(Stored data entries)
******
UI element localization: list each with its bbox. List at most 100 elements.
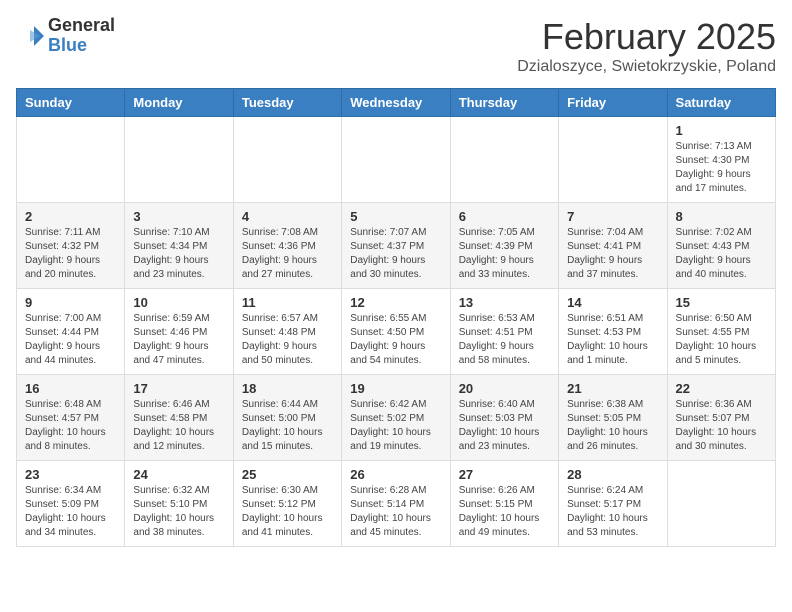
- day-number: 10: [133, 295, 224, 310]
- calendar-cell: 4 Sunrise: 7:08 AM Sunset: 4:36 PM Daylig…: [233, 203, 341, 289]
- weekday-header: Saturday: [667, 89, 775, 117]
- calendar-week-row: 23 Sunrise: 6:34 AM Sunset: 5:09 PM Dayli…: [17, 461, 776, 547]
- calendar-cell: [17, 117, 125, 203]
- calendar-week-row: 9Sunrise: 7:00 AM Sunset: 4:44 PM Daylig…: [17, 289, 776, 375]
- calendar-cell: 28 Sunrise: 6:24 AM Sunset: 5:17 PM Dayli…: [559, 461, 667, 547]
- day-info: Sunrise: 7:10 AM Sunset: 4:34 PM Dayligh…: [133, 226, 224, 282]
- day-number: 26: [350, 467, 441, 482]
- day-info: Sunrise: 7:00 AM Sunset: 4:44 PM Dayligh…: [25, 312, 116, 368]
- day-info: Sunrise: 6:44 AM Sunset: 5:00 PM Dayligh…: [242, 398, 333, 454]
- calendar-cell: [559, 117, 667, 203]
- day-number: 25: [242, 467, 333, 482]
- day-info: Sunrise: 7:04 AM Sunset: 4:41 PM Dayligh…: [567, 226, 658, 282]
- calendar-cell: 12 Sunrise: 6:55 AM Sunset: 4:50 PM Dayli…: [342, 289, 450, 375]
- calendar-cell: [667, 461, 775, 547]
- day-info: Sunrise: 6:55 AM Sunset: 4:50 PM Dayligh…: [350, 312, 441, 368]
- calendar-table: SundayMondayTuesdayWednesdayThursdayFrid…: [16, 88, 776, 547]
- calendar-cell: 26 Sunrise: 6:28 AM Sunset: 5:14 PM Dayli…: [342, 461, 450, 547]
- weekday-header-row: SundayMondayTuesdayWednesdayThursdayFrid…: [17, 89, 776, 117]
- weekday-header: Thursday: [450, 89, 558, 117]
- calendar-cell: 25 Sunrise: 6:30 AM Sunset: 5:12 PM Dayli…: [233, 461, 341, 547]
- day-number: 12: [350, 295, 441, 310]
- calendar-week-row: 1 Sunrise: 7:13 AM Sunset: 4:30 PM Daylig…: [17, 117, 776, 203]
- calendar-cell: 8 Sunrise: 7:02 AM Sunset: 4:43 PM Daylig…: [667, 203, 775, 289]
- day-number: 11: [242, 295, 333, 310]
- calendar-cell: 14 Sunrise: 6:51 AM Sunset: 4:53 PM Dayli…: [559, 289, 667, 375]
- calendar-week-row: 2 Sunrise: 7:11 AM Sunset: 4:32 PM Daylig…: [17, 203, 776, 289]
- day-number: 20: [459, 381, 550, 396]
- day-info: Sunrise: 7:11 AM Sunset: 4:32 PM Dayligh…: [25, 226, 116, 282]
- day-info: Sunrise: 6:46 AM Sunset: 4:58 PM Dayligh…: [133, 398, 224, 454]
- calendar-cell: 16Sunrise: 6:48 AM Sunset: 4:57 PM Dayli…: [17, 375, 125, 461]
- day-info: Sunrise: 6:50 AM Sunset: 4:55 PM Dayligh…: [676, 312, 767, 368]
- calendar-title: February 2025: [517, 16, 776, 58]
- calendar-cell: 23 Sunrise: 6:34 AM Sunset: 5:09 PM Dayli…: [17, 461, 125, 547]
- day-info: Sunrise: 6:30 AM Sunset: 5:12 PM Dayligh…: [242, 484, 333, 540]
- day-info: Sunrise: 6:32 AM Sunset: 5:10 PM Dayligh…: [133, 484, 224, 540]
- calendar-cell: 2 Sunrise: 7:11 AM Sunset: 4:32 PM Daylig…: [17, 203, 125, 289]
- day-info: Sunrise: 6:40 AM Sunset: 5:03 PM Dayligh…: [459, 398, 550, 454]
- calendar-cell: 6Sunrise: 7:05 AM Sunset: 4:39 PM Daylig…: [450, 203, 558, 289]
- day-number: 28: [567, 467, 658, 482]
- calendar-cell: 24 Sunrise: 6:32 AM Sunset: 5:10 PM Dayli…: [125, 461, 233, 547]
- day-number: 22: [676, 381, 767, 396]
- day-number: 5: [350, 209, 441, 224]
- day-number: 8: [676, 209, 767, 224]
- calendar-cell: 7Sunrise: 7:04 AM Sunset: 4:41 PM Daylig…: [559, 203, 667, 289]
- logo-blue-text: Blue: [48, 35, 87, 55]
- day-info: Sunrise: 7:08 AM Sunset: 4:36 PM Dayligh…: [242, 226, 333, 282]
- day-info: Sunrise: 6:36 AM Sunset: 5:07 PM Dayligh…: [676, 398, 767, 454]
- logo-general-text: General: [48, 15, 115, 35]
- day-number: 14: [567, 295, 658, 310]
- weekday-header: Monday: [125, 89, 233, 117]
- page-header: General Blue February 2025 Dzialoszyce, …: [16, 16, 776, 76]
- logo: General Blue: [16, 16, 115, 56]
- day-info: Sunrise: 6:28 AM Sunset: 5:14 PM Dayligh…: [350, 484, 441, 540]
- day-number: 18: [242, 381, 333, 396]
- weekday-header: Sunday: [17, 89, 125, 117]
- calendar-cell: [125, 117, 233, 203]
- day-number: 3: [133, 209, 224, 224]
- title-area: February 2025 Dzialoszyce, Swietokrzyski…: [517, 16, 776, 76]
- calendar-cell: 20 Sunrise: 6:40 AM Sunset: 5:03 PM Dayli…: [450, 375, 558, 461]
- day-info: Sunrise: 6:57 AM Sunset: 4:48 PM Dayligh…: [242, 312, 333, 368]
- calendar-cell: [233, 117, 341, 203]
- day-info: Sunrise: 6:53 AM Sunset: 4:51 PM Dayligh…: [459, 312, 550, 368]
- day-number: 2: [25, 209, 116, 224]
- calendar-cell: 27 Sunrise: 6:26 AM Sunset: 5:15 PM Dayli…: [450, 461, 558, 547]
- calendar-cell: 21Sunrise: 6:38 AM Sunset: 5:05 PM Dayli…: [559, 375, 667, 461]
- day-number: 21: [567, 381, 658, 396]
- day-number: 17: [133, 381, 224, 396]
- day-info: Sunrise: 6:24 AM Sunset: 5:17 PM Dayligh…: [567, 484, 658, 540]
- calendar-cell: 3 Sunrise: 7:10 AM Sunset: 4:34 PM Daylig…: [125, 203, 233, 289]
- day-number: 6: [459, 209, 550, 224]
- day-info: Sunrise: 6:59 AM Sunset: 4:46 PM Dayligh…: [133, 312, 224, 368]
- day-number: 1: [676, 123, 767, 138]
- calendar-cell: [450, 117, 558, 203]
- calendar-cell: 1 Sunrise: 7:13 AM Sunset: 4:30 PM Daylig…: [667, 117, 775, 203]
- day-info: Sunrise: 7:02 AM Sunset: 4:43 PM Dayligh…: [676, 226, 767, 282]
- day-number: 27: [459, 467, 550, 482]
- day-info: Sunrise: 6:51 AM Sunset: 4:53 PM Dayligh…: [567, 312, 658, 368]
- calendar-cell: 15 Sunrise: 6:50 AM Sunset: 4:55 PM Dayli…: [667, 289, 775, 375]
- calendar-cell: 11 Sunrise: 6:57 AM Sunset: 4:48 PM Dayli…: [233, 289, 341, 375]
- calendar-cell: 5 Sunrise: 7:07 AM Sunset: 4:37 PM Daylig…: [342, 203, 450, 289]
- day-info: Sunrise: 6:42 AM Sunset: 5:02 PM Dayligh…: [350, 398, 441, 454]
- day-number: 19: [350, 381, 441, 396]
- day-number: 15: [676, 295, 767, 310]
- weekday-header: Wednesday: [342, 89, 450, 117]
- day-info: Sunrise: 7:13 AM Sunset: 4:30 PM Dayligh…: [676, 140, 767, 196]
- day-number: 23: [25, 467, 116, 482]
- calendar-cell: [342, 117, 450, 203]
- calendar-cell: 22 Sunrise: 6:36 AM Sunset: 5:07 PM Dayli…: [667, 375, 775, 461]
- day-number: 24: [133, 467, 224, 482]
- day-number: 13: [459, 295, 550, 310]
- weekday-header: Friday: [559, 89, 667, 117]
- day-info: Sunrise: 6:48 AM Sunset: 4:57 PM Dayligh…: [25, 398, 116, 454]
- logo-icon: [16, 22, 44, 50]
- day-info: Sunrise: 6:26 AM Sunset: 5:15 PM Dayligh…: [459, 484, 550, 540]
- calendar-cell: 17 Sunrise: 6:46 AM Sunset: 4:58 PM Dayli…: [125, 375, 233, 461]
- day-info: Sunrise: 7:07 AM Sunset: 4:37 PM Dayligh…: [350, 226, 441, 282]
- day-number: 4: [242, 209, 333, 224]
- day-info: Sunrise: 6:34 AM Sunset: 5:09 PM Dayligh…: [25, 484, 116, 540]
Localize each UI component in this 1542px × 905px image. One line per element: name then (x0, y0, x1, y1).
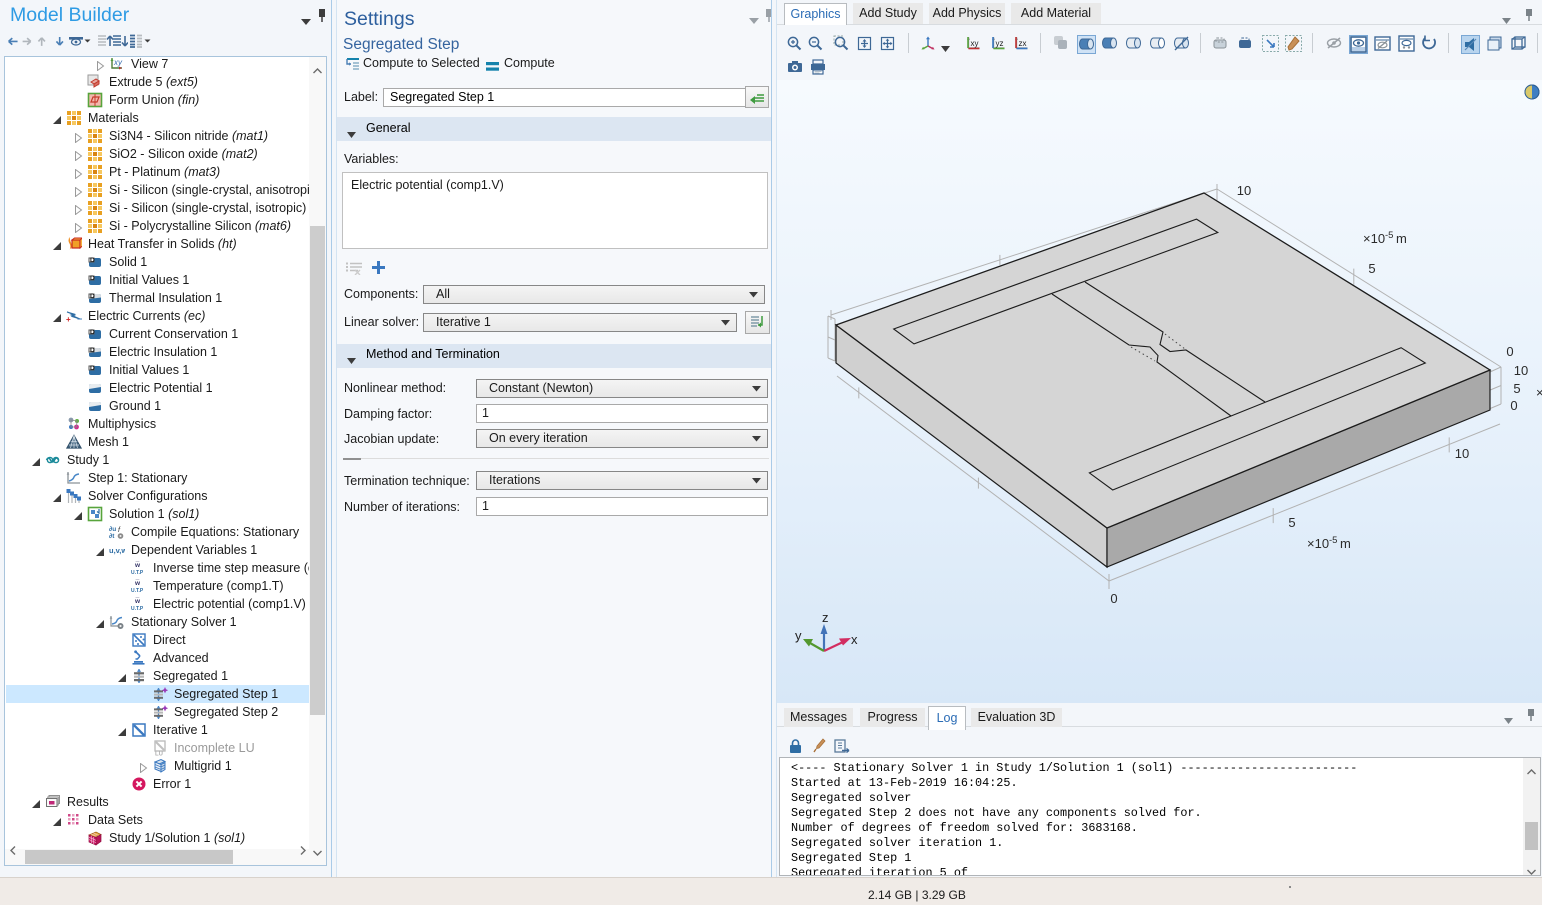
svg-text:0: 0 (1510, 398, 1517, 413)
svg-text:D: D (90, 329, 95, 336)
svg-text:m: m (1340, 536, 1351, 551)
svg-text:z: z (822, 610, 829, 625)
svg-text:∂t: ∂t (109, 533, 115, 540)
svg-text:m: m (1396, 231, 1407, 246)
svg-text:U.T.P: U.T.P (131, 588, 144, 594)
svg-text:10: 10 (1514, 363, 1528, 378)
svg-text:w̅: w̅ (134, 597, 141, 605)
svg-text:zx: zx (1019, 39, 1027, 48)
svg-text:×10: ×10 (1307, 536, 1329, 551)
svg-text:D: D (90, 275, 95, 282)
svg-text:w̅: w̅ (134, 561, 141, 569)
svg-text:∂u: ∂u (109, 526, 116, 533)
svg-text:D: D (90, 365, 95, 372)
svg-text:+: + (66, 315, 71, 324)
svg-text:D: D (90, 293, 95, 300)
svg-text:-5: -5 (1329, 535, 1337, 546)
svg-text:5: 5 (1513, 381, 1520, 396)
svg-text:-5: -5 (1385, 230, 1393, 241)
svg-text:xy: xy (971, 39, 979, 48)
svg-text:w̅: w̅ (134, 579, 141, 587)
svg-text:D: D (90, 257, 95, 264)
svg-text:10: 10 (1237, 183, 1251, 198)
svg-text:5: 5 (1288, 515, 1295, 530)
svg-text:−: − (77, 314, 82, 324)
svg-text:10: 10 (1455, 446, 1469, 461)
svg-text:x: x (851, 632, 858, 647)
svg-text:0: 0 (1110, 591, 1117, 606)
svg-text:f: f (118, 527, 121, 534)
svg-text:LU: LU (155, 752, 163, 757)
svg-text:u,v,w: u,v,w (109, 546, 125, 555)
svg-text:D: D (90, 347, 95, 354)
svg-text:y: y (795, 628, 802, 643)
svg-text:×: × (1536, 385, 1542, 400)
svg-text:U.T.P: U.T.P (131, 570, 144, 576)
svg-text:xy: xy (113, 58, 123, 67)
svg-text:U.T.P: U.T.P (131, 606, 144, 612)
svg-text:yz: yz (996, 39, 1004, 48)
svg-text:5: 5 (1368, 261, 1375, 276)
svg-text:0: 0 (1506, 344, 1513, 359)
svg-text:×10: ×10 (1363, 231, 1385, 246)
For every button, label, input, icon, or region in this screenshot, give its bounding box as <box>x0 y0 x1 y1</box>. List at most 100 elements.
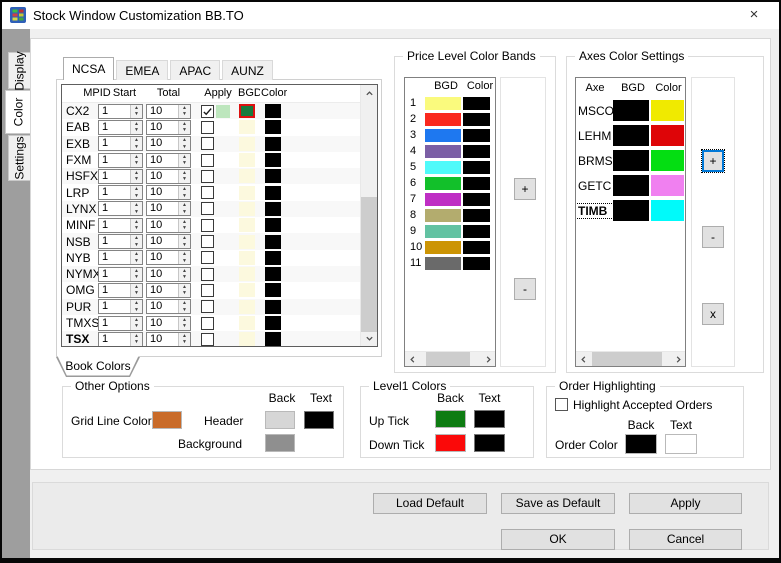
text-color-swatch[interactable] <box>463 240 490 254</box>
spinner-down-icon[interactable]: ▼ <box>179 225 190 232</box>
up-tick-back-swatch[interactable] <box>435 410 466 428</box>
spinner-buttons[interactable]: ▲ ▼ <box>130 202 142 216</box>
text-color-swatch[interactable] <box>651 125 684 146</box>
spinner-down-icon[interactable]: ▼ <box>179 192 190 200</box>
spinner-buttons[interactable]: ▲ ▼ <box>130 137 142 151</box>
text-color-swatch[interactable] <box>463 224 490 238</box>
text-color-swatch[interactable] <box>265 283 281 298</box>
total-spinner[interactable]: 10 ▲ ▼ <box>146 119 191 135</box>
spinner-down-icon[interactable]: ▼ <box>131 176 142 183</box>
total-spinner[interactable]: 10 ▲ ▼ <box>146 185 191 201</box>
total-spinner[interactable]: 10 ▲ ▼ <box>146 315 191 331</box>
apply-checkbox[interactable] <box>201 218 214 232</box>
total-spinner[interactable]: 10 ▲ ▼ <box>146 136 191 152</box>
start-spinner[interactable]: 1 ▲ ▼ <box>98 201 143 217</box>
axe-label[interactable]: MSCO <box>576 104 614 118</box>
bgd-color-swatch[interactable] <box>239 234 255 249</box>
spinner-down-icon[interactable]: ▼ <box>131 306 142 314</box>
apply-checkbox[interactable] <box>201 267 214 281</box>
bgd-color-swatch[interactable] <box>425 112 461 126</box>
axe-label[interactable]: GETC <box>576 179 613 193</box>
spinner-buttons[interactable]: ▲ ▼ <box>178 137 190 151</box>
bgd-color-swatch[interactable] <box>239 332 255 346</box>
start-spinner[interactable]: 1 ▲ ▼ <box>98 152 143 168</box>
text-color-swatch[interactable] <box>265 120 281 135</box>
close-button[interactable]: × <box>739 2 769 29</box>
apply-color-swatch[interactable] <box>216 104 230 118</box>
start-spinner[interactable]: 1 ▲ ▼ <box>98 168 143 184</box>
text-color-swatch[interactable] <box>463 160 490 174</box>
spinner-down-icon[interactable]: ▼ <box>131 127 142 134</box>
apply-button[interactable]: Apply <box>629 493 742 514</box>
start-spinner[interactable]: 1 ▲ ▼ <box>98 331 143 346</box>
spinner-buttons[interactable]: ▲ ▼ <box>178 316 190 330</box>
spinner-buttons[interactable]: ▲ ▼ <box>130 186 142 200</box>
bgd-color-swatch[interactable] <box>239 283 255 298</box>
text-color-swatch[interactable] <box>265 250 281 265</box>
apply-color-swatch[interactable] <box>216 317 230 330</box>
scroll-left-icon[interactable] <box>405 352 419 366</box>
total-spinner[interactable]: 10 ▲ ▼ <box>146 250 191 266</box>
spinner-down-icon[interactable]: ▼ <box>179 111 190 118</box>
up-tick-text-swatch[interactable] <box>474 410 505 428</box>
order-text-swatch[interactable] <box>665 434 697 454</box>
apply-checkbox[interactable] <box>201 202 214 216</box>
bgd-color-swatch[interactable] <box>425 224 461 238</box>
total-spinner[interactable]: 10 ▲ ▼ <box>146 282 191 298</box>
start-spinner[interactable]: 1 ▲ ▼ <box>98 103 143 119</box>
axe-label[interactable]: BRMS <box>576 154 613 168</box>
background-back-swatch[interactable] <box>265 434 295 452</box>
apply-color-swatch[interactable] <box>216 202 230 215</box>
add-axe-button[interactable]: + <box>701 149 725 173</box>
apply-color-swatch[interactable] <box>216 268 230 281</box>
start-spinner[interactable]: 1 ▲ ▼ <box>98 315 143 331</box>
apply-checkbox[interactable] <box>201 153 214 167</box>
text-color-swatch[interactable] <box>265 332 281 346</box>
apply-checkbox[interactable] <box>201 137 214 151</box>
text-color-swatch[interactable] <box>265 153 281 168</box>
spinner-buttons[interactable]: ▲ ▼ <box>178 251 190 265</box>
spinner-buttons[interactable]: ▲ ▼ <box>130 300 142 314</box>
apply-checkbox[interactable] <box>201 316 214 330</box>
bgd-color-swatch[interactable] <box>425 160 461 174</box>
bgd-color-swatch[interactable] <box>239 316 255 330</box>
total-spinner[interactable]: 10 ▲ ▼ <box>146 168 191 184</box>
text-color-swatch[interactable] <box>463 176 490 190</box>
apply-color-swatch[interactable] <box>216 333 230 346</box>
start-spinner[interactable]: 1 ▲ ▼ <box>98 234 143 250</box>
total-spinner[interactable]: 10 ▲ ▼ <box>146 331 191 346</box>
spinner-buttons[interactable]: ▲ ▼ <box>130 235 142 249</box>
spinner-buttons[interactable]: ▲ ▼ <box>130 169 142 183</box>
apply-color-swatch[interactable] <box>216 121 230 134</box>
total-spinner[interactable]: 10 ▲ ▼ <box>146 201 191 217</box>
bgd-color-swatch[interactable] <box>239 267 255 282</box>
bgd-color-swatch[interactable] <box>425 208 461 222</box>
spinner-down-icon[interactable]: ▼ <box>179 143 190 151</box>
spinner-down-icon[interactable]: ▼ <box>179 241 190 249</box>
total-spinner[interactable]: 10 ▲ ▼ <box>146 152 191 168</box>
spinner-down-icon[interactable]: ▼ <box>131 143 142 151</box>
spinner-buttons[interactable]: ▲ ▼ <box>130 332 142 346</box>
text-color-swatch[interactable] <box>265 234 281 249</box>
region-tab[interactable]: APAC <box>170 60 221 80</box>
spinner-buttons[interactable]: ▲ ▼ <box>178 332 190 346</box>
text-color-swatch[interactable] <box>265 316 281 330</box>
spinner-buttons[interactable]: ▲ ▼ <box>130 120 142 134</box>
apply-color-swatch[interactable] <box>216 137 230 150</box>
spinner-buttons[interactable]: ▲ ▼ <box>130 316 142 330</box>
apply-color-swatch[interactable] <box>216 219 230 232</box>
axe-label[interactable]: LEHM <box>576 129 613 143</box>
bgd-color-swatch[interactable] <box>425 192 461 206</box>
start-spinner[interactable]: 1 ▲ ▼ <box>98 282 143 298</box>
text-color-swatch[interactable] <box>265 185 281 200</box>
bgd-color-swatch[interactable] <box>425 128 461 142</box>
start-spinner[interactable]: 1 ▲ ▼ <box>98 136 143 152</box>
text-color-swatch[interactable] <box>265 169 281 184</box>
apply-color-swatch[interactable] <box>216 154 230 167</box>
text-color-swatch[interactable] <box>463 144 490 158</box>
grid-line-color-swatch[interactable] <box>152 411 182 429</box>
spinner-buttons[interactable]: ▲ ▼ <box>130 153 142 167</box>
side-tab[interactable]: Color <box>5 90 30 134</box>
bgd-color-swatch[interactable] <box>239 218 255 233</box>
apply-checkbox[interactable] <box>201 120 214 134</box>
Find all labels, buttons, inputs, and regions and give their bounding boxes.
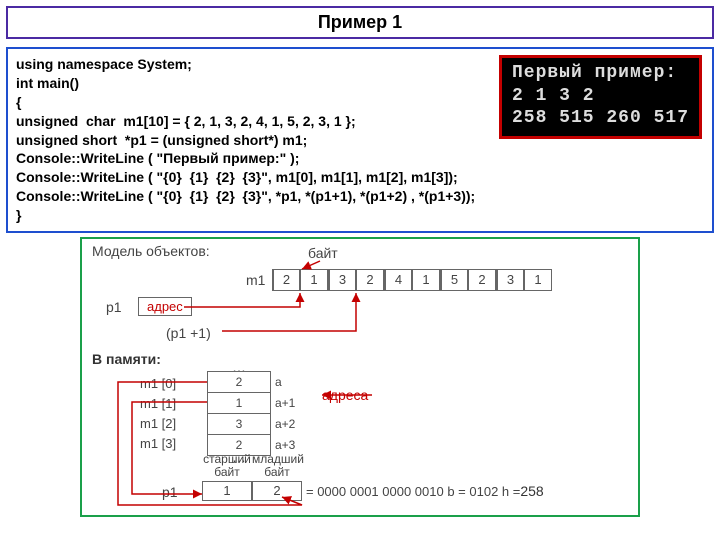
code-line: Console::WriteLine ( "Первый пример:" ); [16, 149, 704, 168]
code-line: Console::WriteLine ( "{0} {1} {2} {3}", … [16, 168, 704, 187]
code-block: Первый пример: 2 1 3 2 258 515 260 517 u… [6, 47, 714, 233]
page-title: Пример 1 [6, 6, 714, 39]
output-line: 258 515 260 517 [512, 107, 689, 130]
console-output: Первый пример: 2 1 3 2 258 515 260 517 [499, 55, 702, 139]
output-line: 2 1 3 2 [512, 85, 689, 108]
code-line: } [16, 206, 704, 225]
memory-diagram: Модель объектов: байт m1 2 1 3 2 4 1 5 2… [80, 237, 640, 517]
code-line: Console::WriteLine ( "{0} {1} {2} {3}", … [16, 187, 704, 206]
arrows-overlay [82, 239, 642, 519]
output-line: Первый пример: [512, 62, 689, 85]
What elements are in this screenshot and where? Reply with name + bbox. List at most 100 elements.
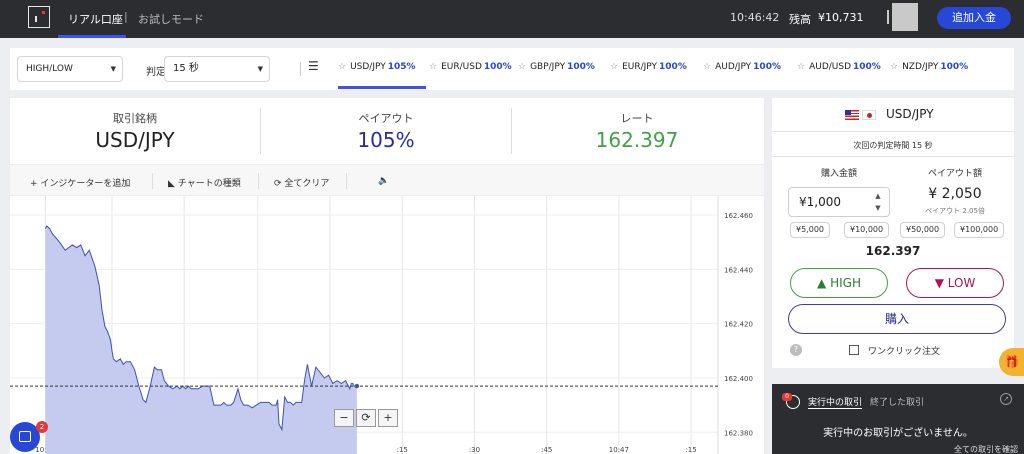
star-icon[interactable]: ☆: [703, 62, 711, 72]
******
**TASK REQUIREMENTS**
Could you arrange the data lines as a JSON list of strings, one string per line with blank lines omitted, running from the line with "text-color-swatch[interactable] <box>463 240" up to and including the line with "spinner-down-icon[interactable]: ▼ <box>131 127"?

**EXERCISE RESULT**
[
  "text-color-swatch[interactable] <box>463 240 490 254</box>",
  "spinner-down-icon[interactable]: ▼ <box>179 225 190 232</box>",
  "up-tick-back-swatch[interactable] <box>435 410 466 428</box>",
  "spinner-buttons[interactable]: ▲ ▼ <box>130 202 142 216</box>",
  "text-color-swatch[interactable] <box>651 125 684 146</box>",
  "spinner-down-icon[interactable]: ▼ <box>179 192 190 200</box>",
  "spinner-buttons[interactable]: ▲ ▼ <box>130 137 142 151</box>",
  "text-color-swatch[interactable] <box>463 224 490 238</box>",
  "text-color-swatch[interactable] <box>265 283 281 298</box>",
  "total-spinner[interactable]: 10 ▲ ▼ <box>146 119 191 135</box>",
  "spinner-down-icon[interactable]: ▼ <box>131 176 142 183</box>",
  "total-spinner[interactable]: 10 ▲ ▼ <box>146 185 191 201</box>",
  "total-spinner[interactable]: 10 ▲ ▼ <box>146 315 191 331</box>",
  "apply-checkbox[interactable] <box>201 218 214 232</box>",
  "total-spinner[interactable]: 10 ▲ ▼ <box>146 136 191 152</box>",
  "start-spinner[interactable]: 1 ▲ ▼ <box>98 201 143 217</box>",
  "axe-label[interactable]: MSCO <box>576 104 614 118</box>",
  "bgd-color-swatch[interactable] <box>239 234 255 249</box>",
  "spinner-down-icon[interactable]: ▼ <box>131 306 142 314</box>",
  "apply-checkbox[interactable] <box>201 267 214 281</box>",
  "bgd-color-swatch[interactable] <box>425 112 461 126</box>",
  "axe-label[interactable]: GETC <box>576 179 613 193</box>",
  "spinner-buttons[interactable]: ▲ ▼ <box>178 137 190 151</box>",
  "bgd-color-swatch[interactable] <box>239 332 255 346</box>",
  "start-spinner[interactable]: 1 ▲ ▼ <box>98 152 143 168</box>",
  "text-color-swatch[interactable] <box>265 120 281 135</box>",
  "close-button[interactable]: × <box>739 2 769 29</box>",
  "apply-color-swatch[interactable] <box>216 104 230 118</box>",
  "start-spinner[interactable]: 1 ▲ ▼ <box>98 168 143 184</box>",
  "text-color-swatch[interactable] <box>463 160 490 174</box>",
  "spinner-down-icon[interactable]: ▼ <box>131 127 142 134</box>"
]